_GIVEN EXERCISE_
Quote each line of the material verbatim, without the pictures.

_ITEMS_
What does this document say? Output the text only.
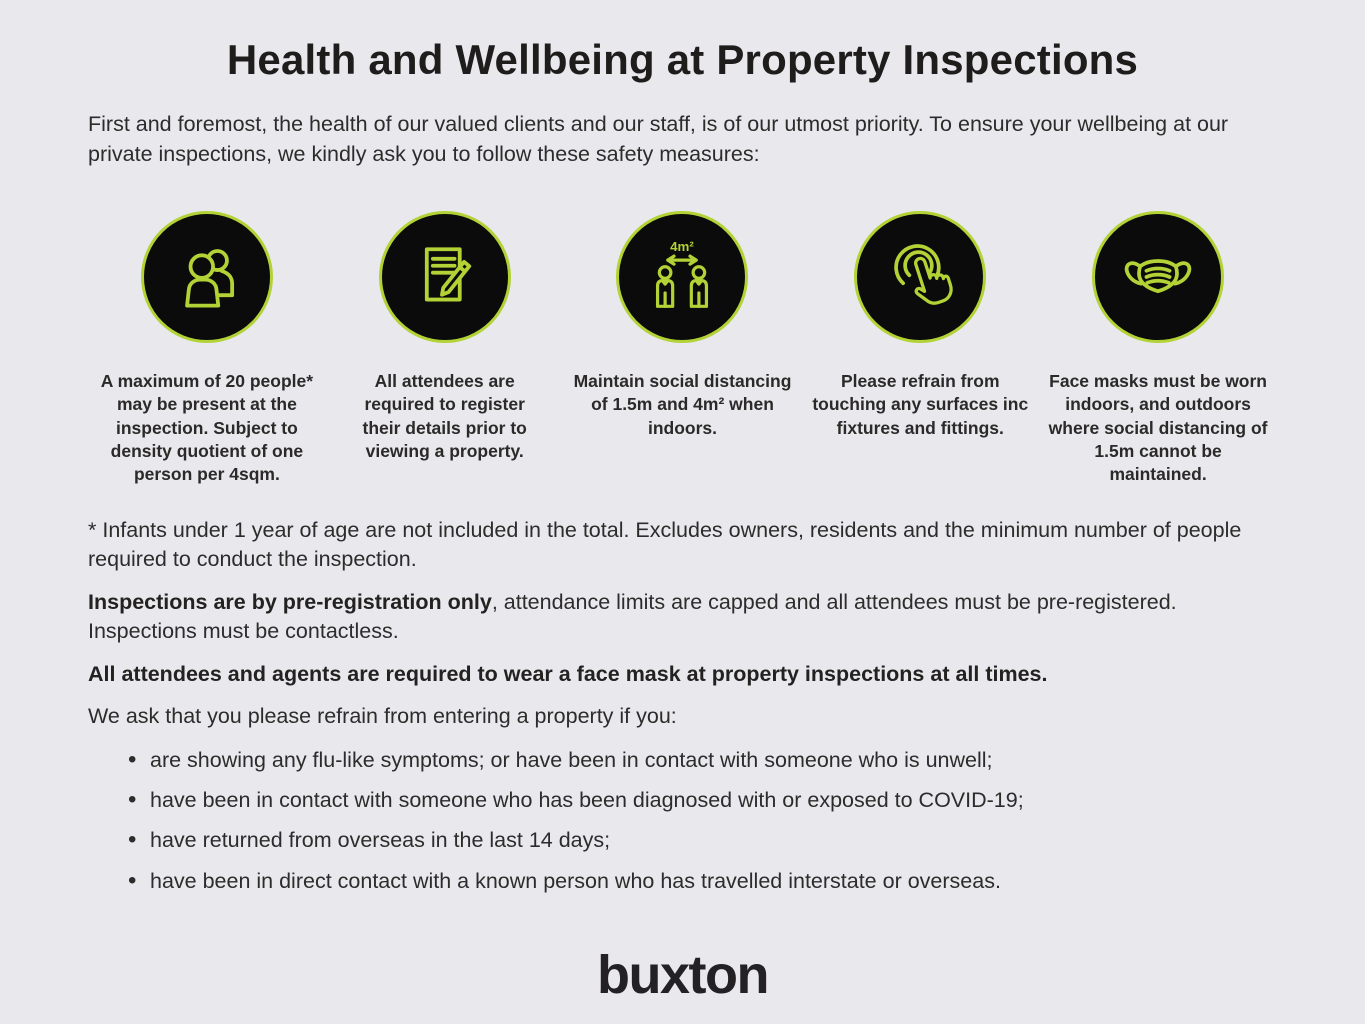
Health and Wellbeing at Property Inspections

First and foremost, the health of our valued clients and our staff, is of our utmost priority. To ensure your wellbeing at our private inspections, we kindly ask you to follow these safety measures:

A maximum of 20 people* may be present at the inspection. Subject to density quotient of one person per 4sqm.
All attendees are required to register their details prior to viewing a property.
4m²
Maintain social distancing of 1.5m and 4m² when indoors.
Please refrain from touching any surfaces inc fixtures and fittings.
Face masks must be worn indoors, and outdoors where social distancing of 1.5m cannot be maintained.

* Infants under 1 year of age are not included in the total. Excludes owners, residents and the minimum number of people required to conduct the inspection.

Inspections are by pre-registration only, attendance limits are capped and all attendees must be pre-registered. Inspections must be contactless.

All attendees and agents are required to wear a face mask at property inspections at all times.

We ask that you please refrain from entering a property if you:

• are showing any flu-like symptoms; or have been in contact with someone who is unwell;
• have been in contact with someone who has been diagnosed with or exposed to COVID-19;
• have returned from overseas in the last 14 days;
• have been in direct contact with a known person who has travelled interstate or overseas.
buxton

_ANSWER_
What does this document say? Output the text only.
Health and Wellbeing at Property Inspections

First and foremost, the health of our valued clients and our staff, is of our utmost priority. To ensure your wellbeing at our private inspections, we kindly ask you to follow these safety measures:

A maximum of 20 people* may be present at the inspection. Subject to density quotient of one person per 4sqm.
All attendees are required to register their details prior to viewing a property.
4m²
Maintain social distancing of 1.5m and 4m² when indoors.
Please refrain from touching any surfaces inc fixtures and fittings.
Face masks must be worn indoors, and outdoors where social distancing of 1.5m cannot be maintained.

* Infants under 1 year of age are not included in the total. Excludes owners, residents and the minimum number of people required to conduct the inspection.

Inspections are by pre-registration only, attendance limits are capped and all attendees must be pre-registered. Inspections must be contactless.

All attendees and agents are required to wear a face mask at property inspections at all times.

We ask that you please refrain from entering a property if you:

• are showing any flu-like symptoms; or have been in contact with someone who is unwell;
• have been in contact with someone who has been diagnosed with or exposed to COVID-19;
• have returned from overseas in the last 14 days;
• have been in direct contact with a known person who has travelled interstate or overseas.
buxton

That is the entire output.